DATA LISTING ->

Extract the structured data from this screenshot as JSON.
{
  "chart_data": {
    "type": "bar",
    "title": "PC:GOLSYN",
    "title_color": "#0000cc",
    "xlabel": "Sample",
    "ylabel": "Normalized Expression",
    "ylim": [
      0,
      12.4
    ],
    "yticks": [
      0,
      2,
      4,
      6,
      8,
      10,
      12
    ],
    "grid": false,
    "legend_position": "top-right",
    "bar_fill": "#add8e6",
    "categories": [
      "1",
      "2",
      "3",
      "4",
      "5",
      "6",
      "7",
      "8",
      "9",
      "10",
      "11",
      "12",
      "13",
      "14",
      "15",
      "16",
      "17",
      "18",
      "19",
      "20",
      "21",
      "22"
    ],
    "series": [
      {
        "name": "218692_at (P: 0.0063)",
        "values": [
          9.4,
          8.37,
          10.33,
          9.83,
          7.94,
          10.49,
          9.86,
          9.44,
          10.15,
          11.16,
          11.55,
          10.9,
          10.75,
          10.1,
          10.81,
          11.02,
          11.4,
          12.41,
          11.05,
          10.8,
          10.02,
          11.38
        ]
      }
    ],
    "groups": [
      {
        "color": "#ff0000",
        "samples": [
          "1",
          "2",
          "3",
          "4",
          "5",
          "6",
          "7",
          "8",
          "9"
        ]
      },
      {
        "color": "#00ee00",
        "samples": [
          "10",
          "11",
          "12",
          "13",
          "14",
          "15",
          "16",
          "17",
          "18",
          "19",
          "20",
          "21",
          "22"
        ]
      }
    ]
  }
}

==

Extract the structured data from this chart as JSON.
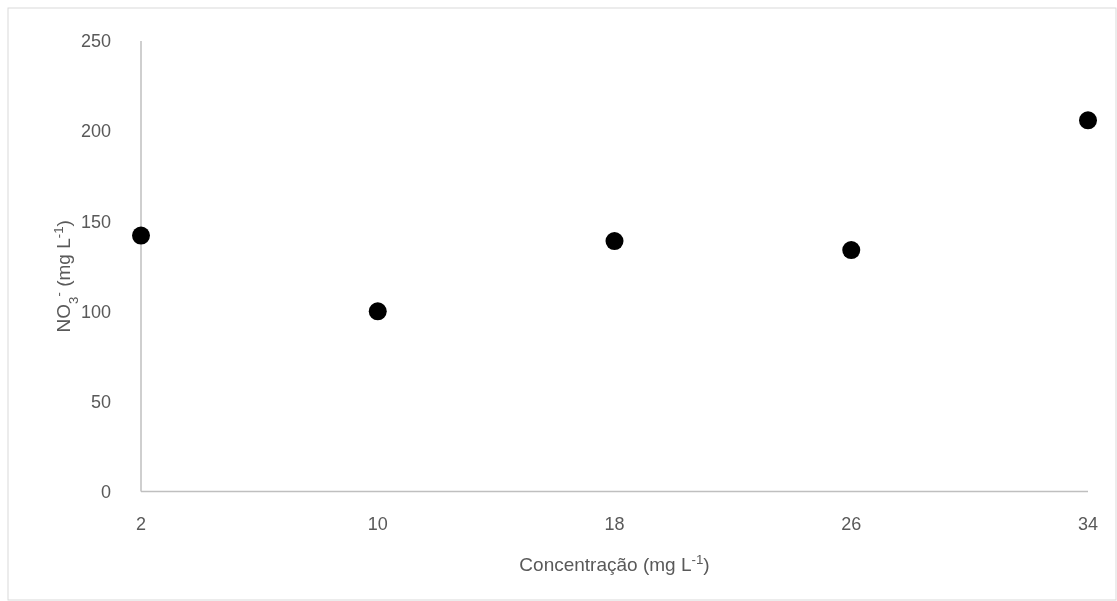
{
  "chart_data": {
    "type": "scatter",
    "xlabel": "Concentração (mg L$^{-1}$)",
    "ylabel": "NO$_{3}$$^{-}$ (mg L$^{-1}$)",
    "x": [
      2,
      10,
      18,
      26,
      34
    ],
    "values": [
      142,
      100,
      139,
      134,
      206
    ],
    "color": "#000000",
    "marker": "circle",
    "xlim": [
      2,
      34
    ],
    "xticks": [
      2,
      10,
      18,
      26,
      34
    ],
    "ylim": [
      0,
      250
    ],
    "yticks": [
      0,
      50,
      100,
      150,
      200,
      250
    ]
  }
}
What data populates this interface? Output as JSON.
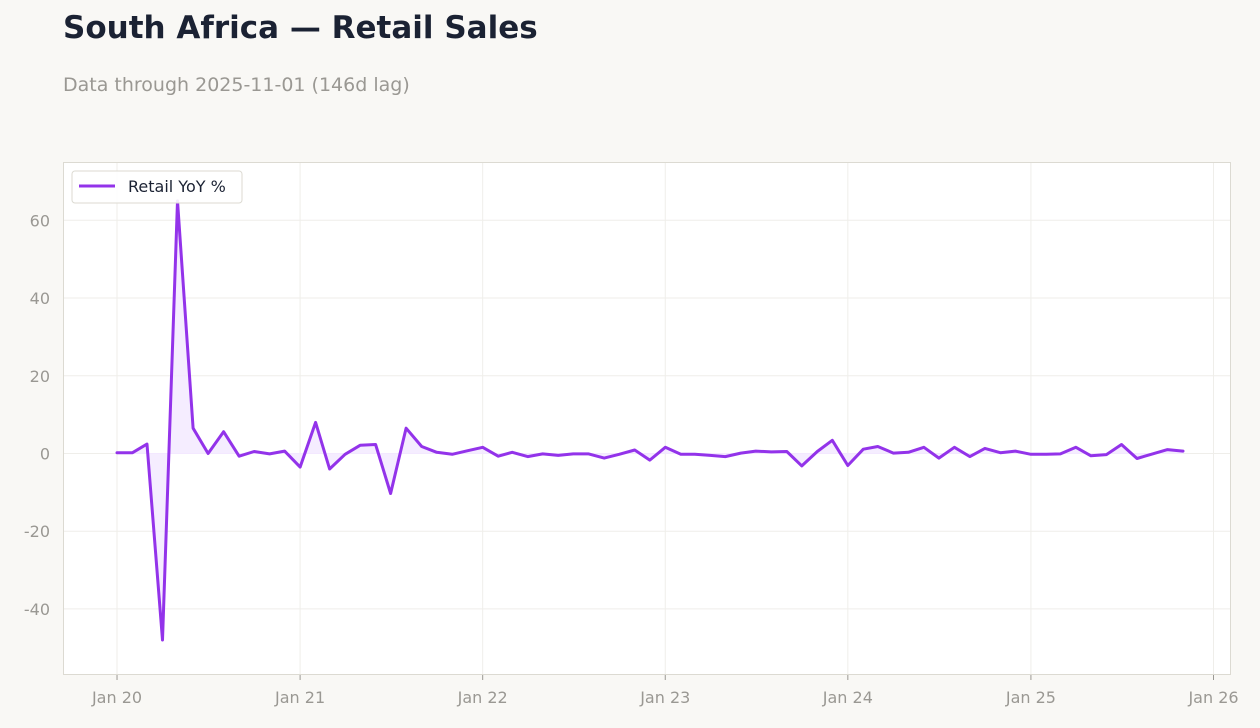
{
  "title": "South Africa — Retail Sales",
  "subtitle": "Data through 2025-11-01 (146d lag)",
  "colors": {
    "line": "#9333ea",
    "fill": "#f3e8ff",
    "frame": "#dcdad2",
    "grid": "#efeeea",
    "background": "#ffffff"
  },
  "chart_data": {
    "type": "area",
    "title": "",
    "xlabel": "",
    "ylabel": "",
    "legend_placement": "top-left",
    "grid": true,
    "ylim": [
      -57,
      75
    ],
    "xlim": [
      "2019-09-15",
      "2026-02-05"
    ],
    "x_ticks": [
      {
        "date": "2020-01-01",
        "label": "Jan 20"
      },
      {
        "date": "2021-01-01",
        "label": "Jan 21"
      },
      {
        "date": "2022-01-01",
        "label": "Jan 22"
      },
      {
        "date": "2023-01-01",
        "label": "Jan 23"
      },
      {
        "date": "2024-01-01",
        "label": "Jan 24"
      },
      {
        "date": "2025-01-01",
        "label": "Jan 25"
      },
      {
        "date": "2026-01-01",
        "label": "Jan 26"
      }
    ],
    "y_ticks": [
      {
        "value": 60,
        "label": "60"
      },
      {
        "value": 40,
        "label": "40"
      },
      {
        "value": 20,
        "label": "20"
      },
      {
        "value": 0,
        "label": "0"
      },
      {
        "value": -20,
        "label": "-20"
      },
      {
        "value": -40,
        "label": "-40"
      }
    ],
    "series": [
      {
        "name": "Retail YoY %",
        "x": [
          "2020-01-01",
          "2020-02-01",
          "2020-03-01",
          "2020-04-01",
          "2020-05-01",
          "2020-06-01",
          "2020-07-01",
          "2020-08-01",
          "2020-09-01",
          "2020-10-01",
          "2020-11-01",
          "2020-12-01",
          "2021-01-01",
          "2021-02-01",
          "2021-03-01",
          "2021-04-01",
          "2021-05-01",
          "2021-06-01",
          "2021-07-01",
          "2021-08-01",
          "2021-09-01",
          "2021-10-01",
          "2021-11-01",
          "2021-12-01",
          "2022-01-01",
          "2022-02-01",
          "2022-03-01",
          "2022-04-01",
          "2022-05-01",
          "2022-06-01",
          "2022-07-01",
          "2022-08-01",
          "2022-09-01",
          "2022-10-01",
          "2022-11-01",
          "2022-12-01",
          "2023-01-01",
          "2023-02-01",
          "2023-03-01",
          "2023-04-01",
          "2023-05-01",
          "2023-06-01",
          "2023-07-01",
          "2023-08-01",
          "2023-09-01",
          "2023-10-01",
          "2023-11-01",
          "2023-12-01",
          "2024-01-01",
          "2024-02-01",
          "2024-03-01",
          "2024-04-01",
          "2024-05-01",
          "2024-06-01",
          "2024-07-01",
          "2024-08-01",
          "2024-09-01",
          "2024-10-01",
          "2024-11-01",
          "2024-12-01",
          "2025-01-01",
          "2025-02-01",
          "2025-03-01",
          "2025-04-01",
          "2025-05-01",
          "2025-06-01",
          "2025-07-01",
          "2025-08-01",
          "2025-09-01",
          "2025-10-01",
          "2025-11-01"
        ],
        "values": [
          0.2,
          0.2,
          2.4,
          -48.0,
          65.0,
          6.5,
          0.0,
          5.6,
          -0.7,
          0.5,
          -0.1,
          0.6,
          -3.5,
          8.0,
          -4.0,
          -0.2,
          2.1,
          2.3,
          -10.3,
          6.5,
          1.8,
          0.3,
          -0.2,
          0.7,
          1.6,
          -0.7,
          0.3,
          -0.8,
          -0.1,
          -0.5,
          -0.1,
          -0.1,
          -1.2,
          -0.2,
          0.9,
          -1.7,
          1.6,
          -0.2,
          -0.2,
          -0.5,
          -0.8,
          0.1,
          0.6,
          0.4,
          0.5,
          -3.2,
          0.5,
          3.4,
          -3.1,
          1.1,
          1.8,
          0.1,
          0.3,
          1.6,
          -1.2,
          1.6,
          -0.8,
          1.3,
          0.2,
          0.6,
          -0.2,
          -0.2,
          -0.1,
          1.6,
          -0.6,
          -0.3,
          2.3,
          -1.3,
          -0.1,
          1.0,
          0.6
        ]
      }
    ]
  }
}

WHAT THIS TASK INVOLVES ->
Report each line of the material above where the word "name" appears.

EXPECTED OUTPUT ->
        "name": "218692_at (P: 0.0063)",
        "name": "Retail YoY %",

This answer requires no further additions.